------ DATA RECORDS ------

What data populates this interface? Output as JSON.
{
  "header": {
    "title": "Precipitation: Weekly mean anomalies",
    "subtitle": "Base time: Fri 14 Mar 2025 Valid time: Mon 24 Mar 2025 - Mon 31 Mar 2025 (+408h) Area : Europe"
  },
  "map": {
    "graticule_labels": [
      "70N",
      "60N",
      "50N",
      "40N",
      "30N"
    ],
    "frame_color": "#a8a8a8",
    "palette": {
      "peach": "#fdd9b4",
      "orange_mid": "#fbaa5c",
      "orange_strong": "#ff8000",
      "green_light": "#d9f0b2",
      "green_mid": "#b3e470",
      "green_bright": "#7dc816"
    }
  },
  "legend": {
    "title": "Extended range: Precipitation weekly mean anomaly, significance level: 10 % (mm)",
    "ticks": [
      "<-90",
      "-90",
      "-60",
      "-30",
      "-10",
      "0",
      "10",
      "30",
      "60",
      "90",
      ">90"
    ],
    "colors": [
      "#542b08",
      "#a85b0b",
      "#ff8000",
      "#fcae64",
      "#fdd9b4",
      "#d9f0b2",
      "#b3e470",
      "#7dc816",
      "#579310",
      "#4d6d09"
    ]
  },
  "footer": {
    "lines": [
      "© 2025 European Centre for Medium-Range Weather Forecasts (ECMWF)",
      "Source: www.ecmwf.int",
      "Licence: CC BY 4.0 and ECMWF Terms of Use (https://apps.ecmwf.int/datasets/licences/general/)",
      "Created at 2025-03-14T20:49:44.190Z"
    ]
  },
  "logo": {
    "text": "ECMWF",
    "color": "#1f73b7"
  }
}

------

**DO THIS**
Repeat the lines above exactly.

**THE OUTPUT**
What data populates this interface? Output as JSON.
{
  "header": {
    "title": "Precipitation: Weekly mean anomalies",
    "subtitle": "Base time: Fri 14 Mar 2025 Valid time: Mon 24 Mar 2025 - Mon 31 Mar 2025 (+408h) Area : Europe"
  },
  "map": {
    "graticule_labels": [
      "70N",
      "60N",
      "50N",
      "40N",
      "30N"
    ],
    "frame_color": "#a8a8a8",
    "palette": {
      "peach": "#fdd9b4",
      "orange_mid": "#fbaa5c",
      "orange_strong": "#ff8000",
      "green_light": "#d9f0b2",
      "green_mid": "#b3e470",
      "green_bright": "#7dc816"
    }
  },
  "legend": {
    "title": "Extended range: Precipitation weekly mean anomaly, significance level: 10 % (mm)",
    "ticks": [
      "<-90",
      "-90",
      "-60",
      "-30",
      "-10",
      "0",
      "10",
      "30",
      "60",
      "90",
      ">90"
    ],
    "colors": [
      "#542b08",
      "#a85b0b",
      "#ff8000",
      "#fcae64",
      "#fdd9b4",
      "#d9f0b2",
      "#b3e470",
      "#7dc816",
      "#579310",
      "#4d6d09"
    ]
  },
  "footer": {
    "lines": [
      "© 2025 European Centre for Medium-Range Weather Forecasts (ECMWF)",
      "Source: www.ecmwf.int",
      "Licence: CC BY 4.0 and ECMWF Terms of Use (https://apps.ecmwf.int/datasets/licences/general/)",
      "Created at 2025-03-14T20:49:44.190Z"
    ]
  },
  "logo": {
    "text": "ECMWF",
    "color": "#1f73b7"
  }
}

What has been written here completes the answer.